[START OF Excerpted records]

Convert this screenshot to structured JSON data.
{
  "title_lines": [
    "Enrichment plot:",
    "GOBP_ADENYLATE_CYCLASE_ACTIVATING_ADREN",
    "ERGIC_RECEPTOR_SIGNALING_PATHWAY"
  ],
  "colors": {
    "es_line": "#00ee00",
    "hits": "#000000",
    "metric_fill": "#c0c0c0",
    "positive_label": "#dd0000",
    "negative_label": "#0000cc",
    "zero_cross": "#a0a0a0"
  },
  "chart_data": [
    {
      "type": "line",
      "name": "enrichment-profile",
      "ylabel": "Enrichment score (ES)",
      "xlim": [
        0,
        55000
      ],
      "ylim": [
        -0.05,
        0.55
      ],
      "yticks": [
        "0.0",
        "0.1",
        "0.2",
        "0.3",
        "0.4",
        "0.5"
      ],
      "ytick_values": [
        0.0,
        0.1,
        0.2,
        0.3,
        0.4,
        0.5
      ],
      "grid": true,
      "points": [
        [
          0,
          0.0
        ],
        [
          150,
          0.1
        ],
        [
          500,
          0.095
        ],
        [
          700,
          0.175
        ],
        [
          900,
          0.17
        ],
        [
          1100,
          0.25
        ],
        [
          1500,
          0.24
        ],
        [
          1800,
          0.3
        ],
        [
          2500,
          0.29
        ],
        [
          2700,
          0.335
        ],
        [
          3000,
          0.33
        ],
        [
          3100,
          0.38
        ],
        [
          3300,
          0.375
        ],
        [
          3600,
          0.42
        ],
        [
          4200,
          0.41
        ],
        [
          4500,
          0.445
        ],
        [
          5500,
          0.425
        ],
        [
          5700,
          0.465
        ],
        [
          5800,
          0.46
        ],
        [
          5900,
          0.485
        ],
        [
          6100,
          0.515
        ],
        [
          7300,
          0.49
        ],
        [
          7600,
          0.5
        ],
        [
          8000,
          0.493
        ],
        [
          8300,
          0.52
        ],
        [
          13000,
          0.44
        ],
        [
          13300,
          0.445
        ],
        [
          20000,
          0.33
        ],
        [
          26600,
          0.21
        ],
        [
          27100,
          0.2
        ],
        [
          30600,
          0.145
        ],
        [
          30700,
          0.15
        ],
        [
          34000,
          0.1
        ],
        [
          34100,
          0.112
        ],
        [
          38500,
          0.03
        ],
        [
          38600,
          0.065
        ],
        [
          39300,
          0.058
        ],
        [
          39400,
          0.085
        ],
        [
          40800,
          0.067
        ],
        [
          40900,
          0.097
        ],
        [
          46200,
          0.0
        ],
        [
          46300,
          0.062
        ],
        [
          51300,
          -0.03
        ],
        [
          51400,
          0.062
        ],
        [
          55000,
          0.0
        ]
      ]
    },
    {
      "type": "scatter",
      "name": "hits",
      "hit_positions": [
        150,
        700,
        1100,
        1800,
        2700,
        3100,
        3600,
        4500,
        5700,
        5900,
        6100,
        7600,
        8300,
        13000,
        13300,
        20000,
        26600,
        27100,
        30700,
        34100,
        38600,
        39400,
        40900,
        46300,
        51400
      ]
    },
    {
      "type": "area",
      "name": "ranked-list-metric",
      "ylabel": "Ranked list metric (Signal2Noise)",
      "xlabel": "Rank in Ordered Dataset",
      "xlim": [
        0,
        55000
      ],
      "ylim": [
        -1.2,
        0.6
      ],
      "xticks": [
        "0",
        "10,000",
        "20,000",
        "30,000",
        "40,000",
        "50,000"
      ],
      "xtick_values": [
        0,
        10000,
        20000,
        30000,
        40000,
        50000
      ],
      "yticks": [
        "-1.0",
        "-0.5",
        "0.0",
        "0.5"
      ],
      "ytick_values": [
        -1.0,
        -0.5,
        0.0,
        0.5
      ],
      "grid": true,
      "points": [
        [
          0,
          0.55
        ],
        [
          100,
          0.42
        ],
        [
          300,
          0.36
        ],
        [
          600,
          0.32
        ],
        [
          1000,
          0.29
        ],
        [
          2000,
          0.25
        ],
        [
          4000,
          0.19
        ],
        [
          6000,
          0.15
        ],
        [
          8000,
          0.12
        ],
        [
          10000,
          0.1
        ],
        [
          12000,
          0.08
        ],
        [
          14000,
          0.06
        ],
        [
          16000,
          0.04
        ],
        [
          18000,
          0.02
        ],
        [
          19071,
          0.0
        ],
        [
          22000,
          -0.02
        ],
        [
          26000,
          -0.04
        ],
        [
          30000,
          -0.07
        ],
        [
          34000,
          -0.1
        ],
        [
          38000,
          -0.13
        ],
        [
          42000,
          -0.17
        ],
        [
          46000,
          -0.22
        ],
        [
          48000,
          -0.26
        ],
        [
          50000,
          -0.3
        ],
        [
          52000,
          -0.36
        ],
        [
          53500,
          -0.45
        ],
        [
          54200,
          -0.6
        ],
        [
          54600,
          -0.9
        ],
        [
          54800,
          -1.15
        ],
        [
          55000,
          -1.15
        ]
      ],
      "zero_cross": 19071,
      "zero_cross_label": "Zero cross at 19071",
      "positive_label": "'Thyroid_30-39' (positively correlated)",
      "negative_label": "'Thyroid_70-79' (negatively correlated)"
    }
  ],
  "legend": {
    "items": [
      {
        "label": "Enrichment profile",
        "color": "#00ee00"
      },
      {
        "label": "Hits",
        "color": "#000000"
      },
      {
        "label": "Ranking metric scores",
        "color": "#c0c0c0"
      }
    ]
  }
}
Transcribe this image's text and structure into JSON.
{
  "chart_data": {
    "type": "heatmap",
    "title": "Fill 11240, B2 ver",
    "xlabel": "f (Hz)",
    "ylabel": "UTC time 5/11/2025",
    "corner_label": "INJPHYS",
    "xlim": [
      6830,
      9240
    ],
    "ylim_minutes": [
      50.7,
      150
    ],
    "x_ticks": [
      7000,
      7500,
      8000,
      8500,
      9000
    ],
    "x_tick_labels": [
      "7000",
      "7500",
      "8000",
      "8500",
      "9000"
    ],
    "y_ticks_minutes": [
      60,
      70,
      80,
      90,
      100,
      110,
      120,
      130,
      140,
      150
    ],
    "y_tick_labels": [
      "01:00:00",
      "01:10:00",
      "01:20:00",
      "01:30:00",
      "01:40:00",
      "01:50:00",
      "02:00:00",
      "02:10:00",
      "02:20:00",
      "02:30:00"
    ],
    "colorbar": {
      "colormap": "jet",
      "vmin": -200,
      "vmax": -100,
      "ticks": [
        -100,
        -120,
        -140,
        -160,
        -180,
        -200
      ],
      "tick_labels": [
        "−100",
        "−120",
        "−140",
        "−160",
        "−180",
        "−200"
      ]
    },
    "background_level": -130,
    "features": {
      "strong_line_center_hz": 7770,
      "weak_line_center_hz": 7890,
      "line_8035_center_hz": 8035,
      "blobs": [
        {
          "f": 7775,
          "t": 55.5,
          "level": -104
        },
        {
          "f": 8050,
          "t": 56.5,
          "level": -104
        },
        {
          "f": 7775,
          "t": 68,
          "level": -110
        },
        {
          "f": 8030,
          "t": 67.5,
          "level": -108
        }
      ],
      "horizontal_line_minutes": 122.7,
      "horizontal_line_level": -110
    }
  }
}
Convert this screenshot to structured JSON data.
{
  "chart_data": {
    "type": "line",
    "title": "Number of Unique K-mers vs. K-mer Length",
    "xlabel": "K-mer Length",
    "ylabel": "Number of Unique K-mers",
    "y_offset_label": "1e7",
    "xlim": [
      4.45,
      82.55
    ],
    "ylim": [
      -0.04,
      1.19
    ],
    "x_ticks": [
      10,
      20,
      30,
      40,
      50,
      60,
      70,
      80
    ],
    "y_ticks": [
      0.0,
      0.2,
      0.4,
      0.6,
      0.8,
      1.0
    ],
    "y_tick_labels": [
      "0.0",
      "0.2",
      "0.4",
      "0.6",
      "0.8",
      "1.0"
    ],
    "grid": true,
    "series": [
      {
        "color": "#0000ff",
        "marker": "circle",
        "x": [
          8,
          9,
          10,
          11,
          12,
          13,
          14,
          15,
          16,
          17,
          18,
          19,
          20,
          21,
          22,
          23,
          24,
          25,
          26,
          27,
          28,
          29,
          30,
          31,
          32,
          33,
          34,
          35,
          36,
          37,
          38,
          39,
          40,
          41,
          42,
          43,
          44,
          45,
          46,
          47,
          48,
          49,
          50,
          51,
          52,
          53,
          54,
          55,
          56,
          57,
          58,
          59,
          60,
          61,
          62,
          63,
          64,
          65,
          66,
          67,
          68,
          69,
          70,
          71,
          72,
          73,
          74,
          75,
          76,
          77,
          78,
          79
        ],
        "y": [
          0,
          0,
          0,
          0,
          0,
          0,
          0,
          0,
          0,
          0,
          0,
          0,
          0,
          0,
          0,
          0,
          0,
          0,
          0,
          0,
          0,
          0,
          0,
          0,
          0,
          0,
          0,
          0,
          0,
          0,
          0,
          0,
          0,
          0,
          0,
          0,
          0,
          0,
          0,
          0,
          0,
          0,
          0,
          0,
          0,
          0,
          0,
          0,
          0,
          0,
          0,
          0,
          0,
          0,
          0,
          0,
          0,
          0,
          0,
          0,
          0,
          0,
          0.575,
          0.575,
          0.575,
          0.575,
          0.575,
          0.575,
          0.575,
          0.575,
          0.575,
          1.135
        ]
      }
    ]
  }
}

[END OF Excerpted records]

» **Short exercise**
Pull out the lines above in which the word "Length" appears.

» **Solved problem**
    "title": "Number of Unique K-mers vs. K-mer Length",
    "xlabel": "K-mer Length",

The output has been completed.